[start]

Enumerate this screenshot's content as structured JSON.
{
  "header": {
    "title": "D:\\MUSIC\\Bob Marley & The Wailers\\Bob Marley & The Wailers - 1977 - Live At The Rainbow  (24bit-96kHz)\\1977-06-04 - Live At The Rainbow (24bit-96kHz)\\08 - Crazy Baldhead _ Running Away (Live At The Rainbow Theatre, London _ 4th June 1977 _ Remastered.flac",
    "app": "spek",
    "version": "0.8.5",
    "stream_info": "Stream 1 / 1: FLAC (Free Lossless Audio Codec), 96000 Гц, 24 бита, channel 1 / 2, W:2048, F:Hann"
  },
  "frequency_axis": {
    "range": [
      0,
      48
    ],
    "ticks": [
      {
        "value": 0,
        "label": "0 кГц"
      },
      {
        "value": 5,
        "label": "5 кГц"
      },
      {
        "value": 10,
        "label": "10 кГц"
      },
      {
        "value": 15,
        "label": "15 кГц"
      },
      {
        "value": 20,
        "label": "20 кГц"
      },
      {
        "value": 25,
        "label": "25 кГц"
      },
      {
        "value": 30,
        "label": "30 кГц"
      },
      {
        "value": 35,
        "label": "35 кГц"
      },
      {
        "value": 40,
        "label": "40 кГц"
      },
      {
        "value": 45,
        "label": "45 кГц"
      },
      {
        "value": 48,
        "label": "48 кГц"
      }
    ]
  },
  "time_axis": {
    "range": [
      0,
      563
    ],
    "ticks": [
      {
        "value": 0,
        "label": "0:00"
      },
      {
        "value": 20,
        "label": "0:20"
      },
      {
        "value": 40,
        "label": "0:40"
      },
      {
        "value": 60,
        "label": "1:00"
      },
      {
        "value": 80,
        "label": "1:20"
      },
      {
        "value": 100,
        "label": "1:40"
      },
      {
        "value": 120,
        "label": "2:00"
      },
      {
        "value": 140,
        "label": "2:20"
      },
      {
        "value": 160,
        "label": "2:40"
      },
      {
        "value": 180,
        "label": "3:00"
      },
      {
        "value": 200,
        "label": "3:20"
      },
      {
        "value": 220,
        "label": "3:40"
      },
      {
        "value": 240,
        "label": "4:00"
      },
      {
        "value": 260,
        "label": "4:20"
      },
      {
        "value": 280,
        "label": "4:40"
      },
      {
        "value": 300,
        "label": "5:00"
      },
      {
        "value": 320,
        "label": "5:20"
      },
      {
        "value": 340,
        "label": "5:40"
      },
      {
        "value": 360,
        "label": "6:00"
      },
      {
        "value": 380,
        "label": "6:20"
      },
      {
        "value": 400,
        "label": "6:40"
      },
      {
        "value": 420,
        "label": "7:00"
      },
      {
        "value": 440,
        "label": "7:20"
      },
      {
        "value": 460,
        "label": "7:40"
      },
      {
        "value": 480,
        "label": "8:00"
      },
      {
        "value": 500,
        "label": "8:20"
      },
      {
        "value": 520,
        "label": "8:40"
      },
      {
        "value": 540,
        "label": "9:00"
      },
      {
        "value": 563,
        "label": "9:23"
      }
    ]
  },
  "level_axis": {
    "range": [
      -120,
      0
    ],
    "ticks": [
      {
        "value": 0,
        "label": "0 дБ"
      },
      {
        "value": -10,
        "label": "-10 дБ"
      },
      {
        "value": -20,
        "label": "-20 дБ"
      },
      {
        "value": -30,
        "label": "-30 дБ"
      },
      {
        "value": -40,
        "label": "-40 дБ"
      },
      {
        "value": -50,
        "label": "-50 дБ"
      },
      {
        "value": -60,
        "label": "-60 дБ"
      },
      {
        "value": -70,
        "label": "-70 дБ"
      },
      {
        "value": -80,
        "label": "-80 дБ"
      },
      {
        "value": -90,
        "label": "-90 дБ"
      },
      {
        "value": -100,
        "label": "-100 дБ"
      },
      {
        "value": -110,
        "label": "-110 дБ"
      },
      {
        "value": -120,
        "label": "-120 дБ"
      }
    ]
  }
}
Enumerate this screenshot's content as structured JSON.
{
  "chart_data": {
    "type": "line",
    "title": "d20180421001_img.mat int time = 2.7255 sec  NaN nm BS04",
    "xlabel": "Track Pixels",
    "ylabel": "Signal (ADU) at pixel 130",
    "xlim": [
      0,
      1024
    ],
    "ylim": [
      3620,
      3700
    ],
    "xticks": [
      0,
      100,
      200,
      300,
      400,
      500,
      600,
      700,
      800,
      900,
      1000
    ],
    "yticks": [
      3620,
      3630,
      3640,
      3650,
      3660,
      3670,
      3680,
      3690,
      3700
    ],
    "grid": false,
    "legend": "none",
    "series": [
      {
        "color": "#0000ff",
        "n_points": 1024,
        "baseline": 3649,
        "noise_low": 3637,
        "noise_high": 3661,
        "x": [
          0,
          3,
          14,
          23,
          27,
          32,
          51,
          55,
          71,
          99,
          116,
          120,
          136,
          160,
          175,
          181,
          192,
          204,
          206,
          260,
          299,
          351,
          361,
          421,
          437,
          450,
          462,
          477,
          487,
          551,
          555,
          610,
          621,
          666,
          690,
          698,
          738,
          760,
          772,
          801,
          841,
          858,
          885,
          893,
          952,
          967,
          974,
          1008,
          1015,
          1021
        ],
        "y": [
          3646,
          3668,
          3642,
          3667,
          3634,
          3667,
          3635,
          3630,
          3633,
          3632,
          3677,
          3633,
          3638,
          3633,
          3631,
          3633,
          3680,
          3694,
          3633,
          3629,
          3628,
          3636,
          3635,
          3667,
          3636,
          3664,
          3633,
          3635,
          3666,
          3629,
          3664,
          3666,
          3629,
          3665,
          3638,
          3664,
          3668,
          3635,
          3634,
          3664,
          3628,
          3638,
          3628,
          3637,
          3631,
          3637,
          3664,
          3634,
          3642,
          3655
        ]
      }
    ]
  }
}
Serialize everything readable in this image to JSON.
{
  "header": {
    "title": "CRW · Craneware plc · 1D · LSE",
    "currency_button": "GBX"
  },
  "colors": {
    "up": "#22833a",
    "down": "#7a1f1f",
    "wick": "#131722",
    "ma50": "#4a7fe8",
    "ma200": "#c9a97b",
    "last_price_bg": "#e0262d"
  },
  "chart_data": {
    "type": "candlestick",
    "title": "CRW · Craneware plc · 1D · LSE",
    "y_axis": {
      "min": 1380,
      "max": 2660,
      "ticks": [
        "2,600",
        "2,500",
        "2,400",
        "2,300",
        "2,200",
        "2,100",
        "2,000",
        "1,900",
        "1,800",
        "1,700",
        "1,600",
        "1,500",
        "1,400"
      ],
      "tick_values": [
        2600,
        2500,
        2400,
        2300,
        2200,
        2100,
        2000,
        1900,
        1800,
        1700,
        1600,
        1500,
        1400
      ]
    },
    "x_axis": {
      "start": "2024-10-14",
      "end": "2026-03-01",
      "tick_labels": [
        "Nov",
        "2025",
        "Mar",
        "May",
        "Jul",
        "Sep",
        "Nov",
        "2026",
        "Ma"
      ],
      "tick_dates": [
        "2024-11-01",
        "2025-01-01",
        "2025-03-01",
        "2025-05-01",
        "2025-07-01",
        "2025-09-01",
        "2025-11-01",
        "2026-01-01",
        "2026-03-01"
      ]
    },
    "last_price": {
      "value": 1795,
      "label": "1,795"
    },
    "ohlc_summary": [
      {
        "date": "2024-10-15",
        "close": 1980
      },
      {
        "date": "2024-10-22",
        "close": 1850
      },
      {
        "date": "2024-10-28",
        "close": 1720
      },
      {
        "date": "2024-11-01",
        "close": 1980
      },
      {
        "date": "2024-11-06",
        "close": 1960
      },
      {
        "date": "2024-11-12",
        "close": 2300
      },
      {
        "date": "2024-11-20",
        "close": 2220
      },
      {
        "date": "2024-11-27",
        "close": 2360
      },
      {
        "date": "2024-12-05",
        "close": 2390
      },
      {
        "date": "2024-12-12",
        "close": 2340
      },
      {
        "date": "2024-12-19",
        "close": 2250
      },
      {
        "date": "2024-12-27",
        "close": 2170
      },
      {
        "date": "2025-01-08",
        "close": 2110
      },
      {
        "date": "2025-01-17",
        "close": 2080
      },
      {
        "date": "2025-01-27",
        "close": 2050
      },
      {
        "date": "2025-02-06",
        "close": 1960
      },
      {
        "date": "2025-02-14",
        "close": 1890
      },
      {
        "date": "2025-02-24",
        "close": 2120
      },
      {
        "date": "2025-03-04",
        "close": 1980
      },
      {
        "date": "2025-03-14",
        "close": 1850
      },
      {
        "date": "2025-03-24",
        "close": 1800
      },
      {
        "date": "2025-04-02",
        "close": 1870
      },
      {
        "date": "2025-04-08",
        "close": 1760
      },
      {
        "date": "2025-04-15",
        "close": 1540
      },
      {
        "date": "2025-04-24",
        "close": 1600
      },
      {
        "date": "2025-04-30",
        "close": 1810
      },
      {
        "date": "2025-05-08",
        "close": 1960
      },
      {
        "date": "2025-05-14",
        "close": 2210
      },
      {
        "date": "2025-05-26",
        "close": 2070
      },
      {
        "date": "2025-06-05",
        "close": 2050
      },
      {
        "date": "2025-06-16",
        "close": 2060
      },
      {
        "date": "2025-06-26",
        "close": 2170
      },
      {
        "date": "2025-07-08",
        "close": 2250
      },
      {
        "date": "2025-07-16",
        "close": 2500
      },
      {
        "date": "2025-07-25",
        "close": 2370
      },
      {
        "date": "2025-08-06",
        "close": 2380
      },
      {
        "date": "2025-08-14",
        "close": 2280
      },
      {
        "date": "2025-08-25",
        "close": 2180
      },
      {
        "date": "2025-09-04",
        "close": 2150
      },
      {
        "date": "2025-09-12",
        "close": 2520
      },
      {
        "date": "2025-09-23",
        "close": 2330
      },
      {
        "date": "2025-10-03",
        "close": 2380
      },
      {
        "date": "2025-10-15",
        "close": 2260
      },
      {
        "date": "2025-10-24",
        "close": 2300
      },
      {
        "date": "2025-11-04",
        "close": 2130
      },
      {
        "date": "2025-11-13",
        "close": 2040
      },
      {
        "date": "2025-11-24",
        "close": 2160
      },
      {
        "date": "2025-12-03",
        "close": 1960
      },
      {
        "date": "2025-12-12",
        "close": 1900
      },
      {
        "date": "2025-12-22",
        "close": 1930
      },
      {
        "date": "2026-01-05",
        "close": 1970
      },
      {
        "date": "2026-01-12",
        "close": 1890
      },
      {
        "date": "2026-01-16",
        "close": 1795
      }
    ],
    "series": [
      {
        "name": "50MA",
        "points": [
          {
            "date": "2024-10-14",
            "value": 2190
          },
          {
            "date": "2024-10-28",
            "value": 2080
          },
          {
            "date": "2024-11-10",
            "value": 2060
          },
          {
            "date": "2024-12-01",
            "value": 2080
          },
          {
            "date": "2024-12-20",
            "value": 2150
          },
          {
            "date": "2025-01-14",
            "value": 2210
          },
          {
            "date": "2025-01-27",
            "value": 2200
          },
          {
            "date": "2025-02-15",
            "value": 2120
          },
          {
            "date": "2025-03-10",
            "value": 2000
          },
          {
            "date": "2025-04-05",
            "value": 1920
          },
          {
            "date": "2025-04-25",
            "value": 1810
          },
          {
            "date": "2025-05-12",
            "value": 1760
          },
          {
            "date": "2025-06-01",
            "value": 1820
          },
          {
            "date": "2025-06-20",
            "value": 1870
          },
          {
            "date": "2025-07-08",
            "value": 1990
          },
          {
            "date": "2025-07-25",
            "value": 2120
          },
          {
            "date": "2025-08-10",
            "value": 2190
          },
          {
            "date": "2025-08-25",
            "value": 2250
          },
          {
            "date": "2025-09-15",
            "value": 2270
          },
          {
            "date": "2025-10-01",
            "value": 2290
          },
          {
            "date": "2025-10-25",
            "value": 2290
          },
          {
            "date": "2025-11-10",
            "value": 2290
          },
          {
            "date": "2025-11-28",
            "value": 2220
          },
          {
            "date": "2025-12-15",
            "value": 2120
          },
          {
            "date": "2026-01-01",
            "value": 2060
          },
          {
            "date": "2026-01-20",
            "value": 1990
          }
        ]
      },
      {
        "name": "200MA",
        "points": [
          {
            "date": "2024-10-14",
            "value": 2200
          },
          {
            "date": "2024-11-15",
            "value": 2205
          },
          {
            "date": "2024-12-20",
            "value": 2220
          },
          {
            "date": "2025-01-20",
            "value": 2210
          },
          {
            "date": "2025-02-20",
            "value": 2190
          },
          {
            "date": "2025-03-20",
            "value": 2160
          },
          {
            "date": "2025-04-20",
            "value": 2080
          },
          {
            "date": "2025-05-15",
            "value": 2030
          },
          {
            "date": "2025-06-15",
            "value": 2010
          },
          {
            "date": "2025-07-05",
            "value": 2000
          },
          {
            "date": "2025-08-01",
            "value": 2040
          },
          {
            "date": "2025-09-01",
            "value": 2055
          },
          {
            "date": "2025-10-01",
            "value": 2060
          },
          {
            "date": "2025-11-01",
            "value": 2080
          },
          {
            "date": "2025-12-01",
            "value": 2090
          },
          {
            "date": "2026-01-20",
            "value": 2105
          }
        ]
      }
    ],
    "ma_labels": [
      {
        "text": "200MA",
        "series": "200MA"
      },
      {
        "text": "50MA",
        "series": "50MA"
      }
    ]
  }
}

[end]

*Exercise goal*: Which lines contain "title"? Show each of them.

*Solution to this task*:
    "title": "D:\\MUSIC\\Bob Marley & The Wailers\\Bob Marley & The Wailers - 1977 - Live At The Rainbow  (24bit-96kHz)\\1977-06-04 - Live At The Rainbow (24bit-96kHz)\\08 - Crazy Baldhead _ Running Away (Live At The Rainbow Theatre, London _ 4th June 1977 _ Remastered.flac",
    "title": "d20180421001_img.mat int time = 2.7255 sec  NaN nm BS04",
    "title": "CRW · Craneware plc · 1D · LSE",
    "title": "CRW · Craneware plc · 1D · LSE",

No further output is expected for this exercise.